TASK MATERIAL:
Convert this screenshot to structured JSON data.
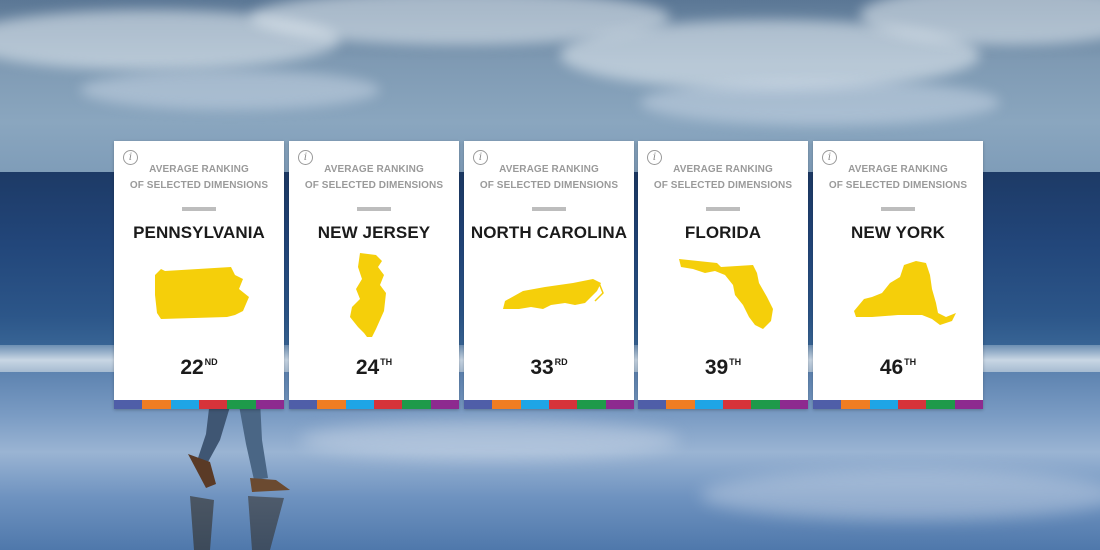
{
  "cards": [
    {
      "caption_line1": "AVERAGE RANKING",
      "caption_line2": "OF SELECTED DIMENSIONS",
      "state": "PENNSYLVANIA",
      "rank": "22",
      "suffix": "ND"
    },
    {
      "caption_line1": "AVERAGE RANKING",
      "caption_line2": "OF SELECTED DIMENSIONS",
      "state": "NEW JERSEY",
      "rank": "24",
      "suffix": "TH"
    },
    {
      "caption_line1": "AVERAGE RANKING",
      "caption_line2": "OF SELECTED DIMENSIONS",
      "state": "NORTH CAROLINA",
      "rank": "33",
      "suffix": "RD"
    },
    {
      "caption_line1": "AVERAGE RANKING",
      "caption_line2": "OF SELECTED DIMENSIONS",
      "state": "FLORIDA",
      "rank": "39",
      "suffix": "TH"
    },
    {
      "caption_line1": "AVERAGE RANKING",
      "caption_line2": "OF SELECTED DIMENSIONS",
      "state": "NEW YORK",
      "rank": "46",
      "suffix": "TH"
    }
  ],
  "colors": {
    "state_fill": "#f5cf0a",
    "dimension_bar": [
      "#4f5ea8",
      "#ef7d22",
      "#1ea5e6",
      "#d6333a",
      "#1e9a4a",
      "#8d2a8f"
    ]
  },
  "icons": {
    "info": "info-icon",
    "info_glyph": "i"
  }
}
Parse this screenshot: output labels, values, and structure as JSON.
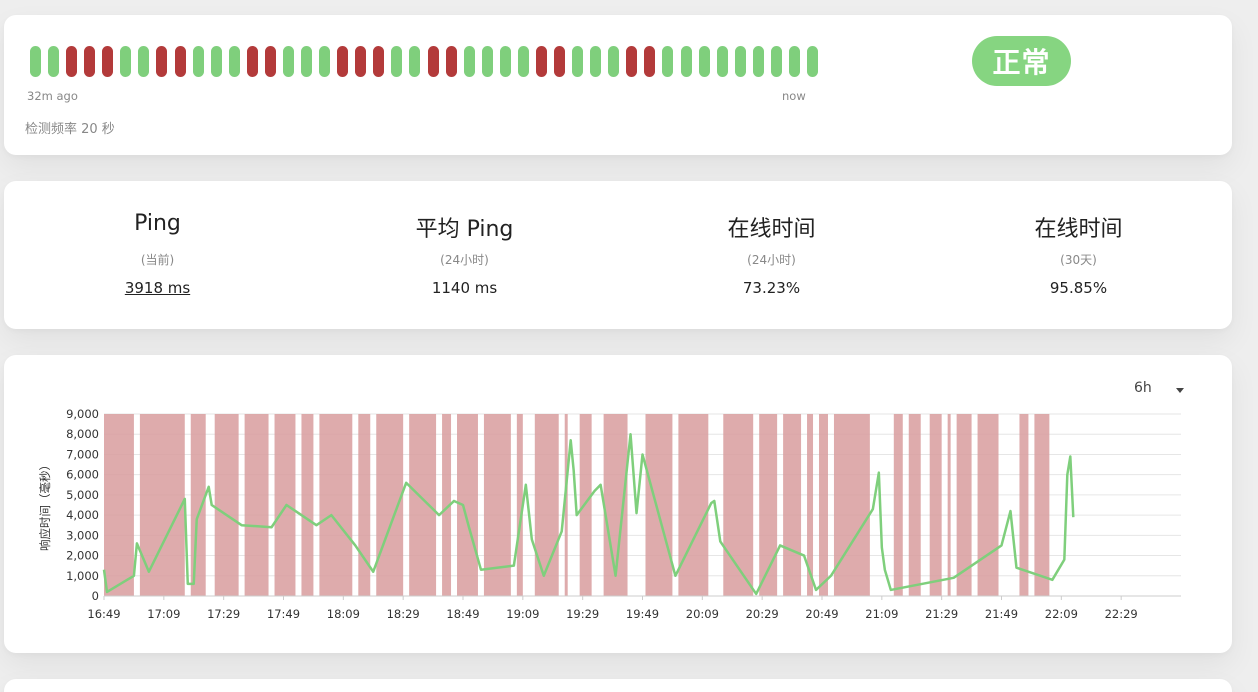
{
  "heartbeat": {
    "beats": [
      "up",
      "up",
      "down",
      "down",
      "down",
      "up",
      "up",
      "down",
      "down",
      "up",
      "up",
      "up",
      "down",
      "down",
      "up",
      "up",
      "up",
      "down",
      "down",
      "down",
      "up",
      "up",
      "down",
      "down",
      "up",
      "up",
      "up",
      "up",
      "down",
      "down",
      "up",
      "up",
      "up",
      "down",
      "down",
      "up",
      "up",
      "up",
      "up",
      "up",
      "up",
      "up",
      "up",
      "up"
    ],
    "time_start": "32m ago",
    "time_end": "now",
    "frequency_label": "检测频率 20 秒",
    "status_label": "正常"
  },
  "stats": [
    {
      "title": "Ping",
      "sub": "(当前)",
      "value": "3918 ms",
      "link": true
    },
    {
      "title": "平均 Ping",
      "sub": "(24小时)",
      "value": "1140 ms",
      "link": false
    },
    {
      "title": "在线时间",
      "sub": "(24小时)",
      "value": "73.23%",
      "link": false
    },
    {
      "title": "在线时间",
      "sub": "(30天)",
      "value": "95.85%",
      "link": false
    }
  ],
  "chart": {
    "range_label": "6h"
  },
  "colors": {
    "up": "#7fcf7c",
    "down": "#b33a3a",
    "badge": "#86d581",
    "downtime_fill": "#d89c9d",
    "line": "#7fcf7c"
  },
  "chart_data": {
    "type": "line",
    "ylabel": "响应时间（毫秒）",
    "ylim": [
      0,
      9000
    ],
    "y_ticks": [
      "9,000",
      "8,000",
      "7,000",
      "6,000",
      "5,000",
      "4,000",
      "3,000",
      "2,000",
      "1,000",
      "0"
    ],
    "x_ticks": [
      "16:49",
      "17:09",
      "17:29",
      "17:49",
      "18:09",
      "18:29",
      "18:49",
      "19:09",
      "19:29",
      "19:49",
      "20:09",
      "20:29",
      "20:49",
      "21:09",
      "21:29",
      "21:49",
      "22:09",
      "22:29"
    ],
    "grid": true,
    "series": [
      {
        "kind": "response_time",
        "points": [
          [
            "16:49",
            1300
          ],
          [
            "16:50",
            200
          ],
          [
            "16:59",
            1000
          ],
          [
            "17:00",
            2600
          ],
          [
            "17:04",
            1200
          ],
          [
            "17:16",
            4800
          ],
          [
            "17:17",
            600
          ],
          [
            "17:19",
            600
          ],
          [
            "17:20",
            3800
          ],
          [
            "17:24",
            5400
          ],
          [
            "17:25",
            4500
          ],
          [
            "17:35",
            3500
          ],
          [
            "17:45",
            3400
          ],
          [
            "17:50",
            4500
          ],
          [
            "17:54",
            4100
          ],
          [
            "18:00",
            3500
          ],
          [
            "18:05",
            4000
          ],
          [
            "18:13",
            2500
          ],
          [
            "18:19",
            1200
          ],
          [
            "18:30",
            5600
          ],
          [
            "18:41",
            4000
          ],
          [
            "18:46",
            4700
          ],
          [
            "18:49",
            4500
          ],
          [
            "18:51",
            3400
          ],
          [
            "18:55",
            1300
          ],
          [
            "19:06",
            1500
          ],
          [
            "19:10",
            5500
          ],
          [
            "19:12",
            2800
          ],
          [
            "19:16",
            1000
          ],
          [
            "19:22",
            3200
          ],
          [
            "19:25",
            7700
          ],
          [
            "19:26",
            6200
          ],
          [
            "19:27",
            4000
          ],
          [
            "19:33",
            5200
          ],
          [
            "19:35",
            5500
          ],
          [
            "19:40",
            1000
          ],
          [
            "19:45",
            8000
          ],
          [
            "19:47",
            4100
          ],
          [
            "19:49",
            7000
          ],
          [
            "20:00",
            1000
          ],
          [
            "20:12",
            4600
          ],
          [
            "20:13",
            4700
          ],
          [
            "20:15",
            2700
          ],
          [
            "20:27",
            100
          ],
          [
            "20:35",
            2500
          ],
          [
            "20:43",
            2000
          ],
          [
            "20:47",
            300
          ],
          [
            "20:52",
            1000
          ],
          [
            "21:06",
            4300
          ],
          [
            "21:08",
            6100
          ],
          [
            "21:09",
            2400
          ],
          [
            "21:10",
            1300
          ],
          [
            "21:12",
            300
          ],
          [
            "21:33",
            900
          ],
          [
            "21:49",
            2500
          ],
          [
            "21:52",
            4200
          ],
          [
            "21:54",
            1400
          ],
          [
            "22:06",
            800
          ],
          [
            "22:10",
            1800
          ],
          [
            "22:11",
            6000
          ],
          [
            "22:12",
            6900
          ],
          [
            "22:13",
            3900
          ]
        ]
      }
    ],
    "downtime_intervals": [
      [
        "16:49",
        "16:59"
      ],
      [
        "17:01",
        "17:16"
      ],
      [
        "17:18",
        "17:23"
      ],
      [
        "17:26",
        "17:34"
      ],
      [
        "17:36",
        "17:44"
      ],
      [
        "17:46",
        "17:53"
      ],
      [
        "17:55",
        "17:59"
      ],
      [
        "18:01",
        "18:12"
      ],
      [
        "18:14",
        "18:18"
      ],
      [
        "18:20",
        "18:29"
      ],
      [
        "18:31",
        "18:40"
      ],
      [
        "18:42",
        "18:45"
      ],
      [
        "18:47",
        "18:54"
      ],
      [
        "18:56",
        "19:05"
      ],
      [
        "19:07",
        "19:09"
      ],
      [
        "19:13",
        "19:21"
      ],
      [
        "19:23",
        "19:24"
      ],
      [
        "19:28",
        "19:32"
      ],
      [
        "19:36",
        "19:44"
      ],
      [
        "19:50",
        "19:59"
      ],
      [
        "20:01",
        "20:11"
      ],
      [
        "20:16",
        "20:26"
      ],
      [
        "20:28",
        "20:34"
      ],
      [
        "20:36",
        "20:42"
      ],
      [
        "20:44",
        "20:46"
      ],
      [
        "20:48",
        "20:51"
      ],
      [
        "20:53",
        "21:05"
      ],
      [
        "21:13",
        "21:16"
      ],
      [
        "21:18",
        "21:22"
      ],
      [
        "21:25",
        "21:29"
      ],
      [
        "21:31",
        "21:32"
      ],
      [
        "21:34",
        "21:39"
      ],
      [
        "21:41",
        "21:48"
      ],
      [
        "21:55",
        "21:58"
      ],
      [
        "22:00",
        "22:05"
      ]
    ]
  }
}
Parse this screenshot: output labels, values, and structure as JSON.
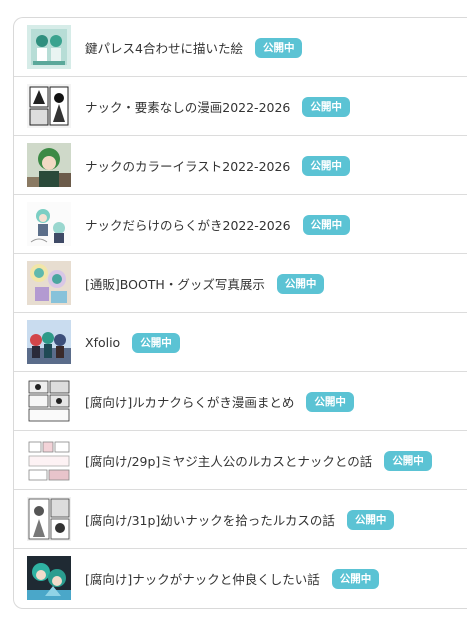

WHAT TO DO: Retype the entries word for word. Omit any images.

REPLY:
Convert this screenshot to structured JSON data.
{
  "cards": [
    {
      "caption_line1": "AVERAGE RANKING",
      "caption_line2": "OF SELECTED DIMENSIONS",
      "state": "PENNSYLVANIA",
      "rank": "22",
      "suffix": "ND"
    },
    {
      "caption_line1": "AVERAGE RANKING",
      "caption_line2": "OF SELECTED DIMENSIONS",
      "state": "NEW JERSEY",
      "rank": "24",
      "suffix": "TH"
    },
    {
      "caption_line1": "AVERAGE RANKING",
      "caption_line2": "OF SELECTED DIMENSIONS",
      "state": "NORTH CAROLINA",
      "rank": "33",
      "suffix": "RD"
    },
    {
      "caption_line1": "AVERAGE RANKING",
      "caption_line2": "OF SELECTED DIMENSIONS",
      "state": "FLORIDA",
      "rank": "39",
      "suffix": "TH"
    },
    {
      "caption_line1": "AVERAGE RANKING",
      "caption_line2": "OF SELECTED DIMENSIONS",
      "state": "NEW YORK",
      "rank": "46",
      "suffix": "TH"
    }
  ],
  "colors": {
    "state_fill": "#f5cf0a",
    "dimension_bar": [
      "#4f5ea8",
      "#ef7d22",
      "#1ea5e6",
      "#d6333a",
      "#1e9a4a",
      "#8d2a8f"
    ]
  },
  "icons": {
    "info": "info-icon",
    "info_glyph": "i"
  }
}
Parse this screenshot: output labels, values, and structure as JSON.
{
  "heartbeat": {
    "beats": [
      "up",
      "up",
      "down",
      "down",
      "down",
      "up",
      "up",
      "down",
      "down",
      "up",
      "up",
      "up",
      "down",
      "down",
      "up",
      "up",
      "up",
      "down",
      "down",
      "down",
      "up",
      "up",
      "down",
      "down",
      "up",
      "up",
      "up",
      "up",
      "down",
      "down",
      "up",
      "up",
      "up",
      "down",
      "down",
      "up",
      "up",
      "up",
      "up",
      "up",
      "up",
      "up",
      "up",
      "up"
    ],
    "time_start": "32m ago",
    "time_end": "now",
    "frequency_label": "检测频率 20 秒",
    "status_label": "正常"
  },
  "stats": [
    {
      "title": "Ping",
      "sub": "(当前)",
      "value": "3918 ms",
      "link": true
    },
    {
      "title": "平均 Ping",
      "sub": "(24小时)",
      "value": "1140 ms",
      "link": false
    },
    {
      "title": "在线时间",
      "sub": "(24小时)",
      "value": "73.23%",
      "link": false
    },
    {
      "title": "在线时间",
      "sub": "(30天)",
      "value": "95.85%",
      "link": false
    }
  ],
  "chart": {
    "range_label": "6h"
  },
  "colors": {
    "up": "#7fcf7c",
    "down": "#b33a3a",
    "badge": "#86d581",
    "downtime_fill": "#d89c9d",
    "line": "#7fcf7c"
  },
  "chart_data": {
    "type": "line",
    "ylabel": "响应时间（毫秒）",
    "ylim": [
      0,
      9000
    ],
    "y_ticks": [
      "9,000",
      "8,000",
      "7,000",
      "6,000",
      "5,000",
      "4,000",
      "3,000",
      "2,000",
      "1,000",
      "0"
    ],
    "x_ticks": [
      "16:49",
      "17:09",
      "17:29",
      "17:49",
      "18:09",
      "18:29",
      "18:49",
      "19:09",
      "19:29",
      "19:49",
      "20:09",
      "20:29",
      "20:49",
      "21:09",
      "21:29",
      "21:49",
      "22:09",
      "22:29"
    ],
    "grid": true,
    "series": [
      {
        "kind": "response_time",
        "points": [
          [
            "16:49",
            1300
          ],
          [
            "16:50",
            200
          ],
          [
            "16:59",
            1000
          ],
          [
            "17:00",
            2600
          ],
          [
            "17:04",
            1200
          ],
          [
            "17:16",
            4800
          ],
          [
            "17:17",
            600
          ],
          [
            "17:19",
            600
          ],
          [
            "17:20",
            3800
          ],
          [
            "17:24",
            5400
          ],
          [
            "17:25",
            4500
          ],
          [
            "17:35",
            3500
          ],
          [
            "17:45",
            3400
          ],
          [
            "17:50",
            4500
          ],
          [
            "17:54",
            4100
          ],
          [
            "18:00",
            3500
          ],
          [
            "18:05",
            4000
          ],
          [
            "18:13",
            2500
          ],
          [
            "18:19",
            1200
          ],
          [
            "18:30",
            5600
          ],
          [
            "18:41",
            4000
          ],
          [
            "18:46",
            4700
          ],
          [
            "18:49",
            4500
          ],
          [
            "18:51",
            3400
          ],
          [
            "18:55",
            1300
          ],
          [
            "19:06",
            1500
          ],
          [
            "19:10",
            5500
          ],
          [
            "19:12",
            2800
          ],
          [
            "19:16",
            1000
          ],
          [
            "19:22",
            3200
          ],
          [
            "19:25",
            7700
          ],
          [
            "19:26",
            6200
          ],
          [
            "19:27",
            4000
          ],
          [
            "19:33",
            5200
          ],
          [
            "19:35",
            5500
          ],
          [
            "19:40",
            1000
          ],
          [
            "19:45",
            8000
          ],
          [
            "19:47",
            4100
          ],
          [
            "19:49",
            7000
          ],
          [
            "20:00",
            1000
          ],
          [
            "20:12",
            4600
          ],
          [
            "20:13",
            4700
          ],
          [
            "20:15",
            2700
          ],
          [
            "20:27",
            100
          ],
          [
            "20:35",
            2500
          ],
          [
            "20:43",
            2000
          ],
          [
            "20:47",
            300
          ],
          [
            "20:52",
            1000
          ],
          [
            "21:06",
            4300
          ],
          [
            "21:08",
            6100
          ],
          [
            "21:09",
            2400
          ],
          [
            "21:10",
            1300
          ],
          [
            "21:12",
            300
          ],
          [
            "21:33",
            900
          ],
          [
            "21:49",
            2500
          ],
          [
            "21:52",
            4200
          ],
          [
            "21:54",
            1400
          ],
          [
            "22:06",
            800
          ],
          [
            "22:10",
            1800
          ],
          [
            "22:11",
            6000
          ],
          [
            "22:12",
            6900
          ],
          [
            "22:13",
            3900
          ]
        ]
      }
    ],
    "downtime_intervals": [
      [
        "16:49",
        "16:59"
      ],
      [
        "17:01",
        "17:16"
      ],
      [
        "17:18",
        "17:23"
      ],
      [
        "17:26",
        "17:34"
      ],
      [
        "17:36",
        "17:44"
      ],
      [
        "17:46",
        "17:53"
      ],
      [
        "17:55",
        "17:59"
      ],
      [
        "18:01",
        "18:12"
      ],
      [
        "18:14",
        "18:18"
      ],
      [
        "18:20",
        "18:29"
      ],
      [
        "18:31",
        "18:40"
      ],
      [
        "18:42",
        "18:45"
      ],
      [
        "18:47",
        "18:54"
      ],
      [
        "18:56",
        "19:05"
      ],
      [
        "19:07",
        "19:09"
      ],
      [
        "19:13",
        "19:21"
      ],
      [
        "19:23",
        "19:24"
      ],
      [
        "19:28",
        "19:32"
      ],
      [
        "19:36",
        "19:44"
      ],
      [
        "19:50",
        "19:59"
      ],
      [
        "20:01",
        "20:11"
      ],
      [
        "20:16",
        "20:26"
      ],
      [
        "20:28",
        "20:34"
      ],
      [
        "20:36",
        "20:42"
      ],
      [
        "20:44",
        "20:46"
      ],
      [
        "20:48",
        "20:51"
      ],
      [
        "20:53",
        "21:05"
      ],
      [
        "21:13",
        "21:16"
      ],
      [
        "21:18",
        "21:22"
      ],
      [
        "21:25",
        "21:29"
      ],
      [
        "21:31",
        "21:32"
      ],
      [
        "21:34",
        "21:39"
      ],
      [
        "21:41",
        "21:48"
      ],
      [
        "21:55",
        "21:58"
      ],
      [
        "22:00",
        "22:05"
      ]
    ]
  }
}
Parse this screenshot: output labels, values, and structure as JSON.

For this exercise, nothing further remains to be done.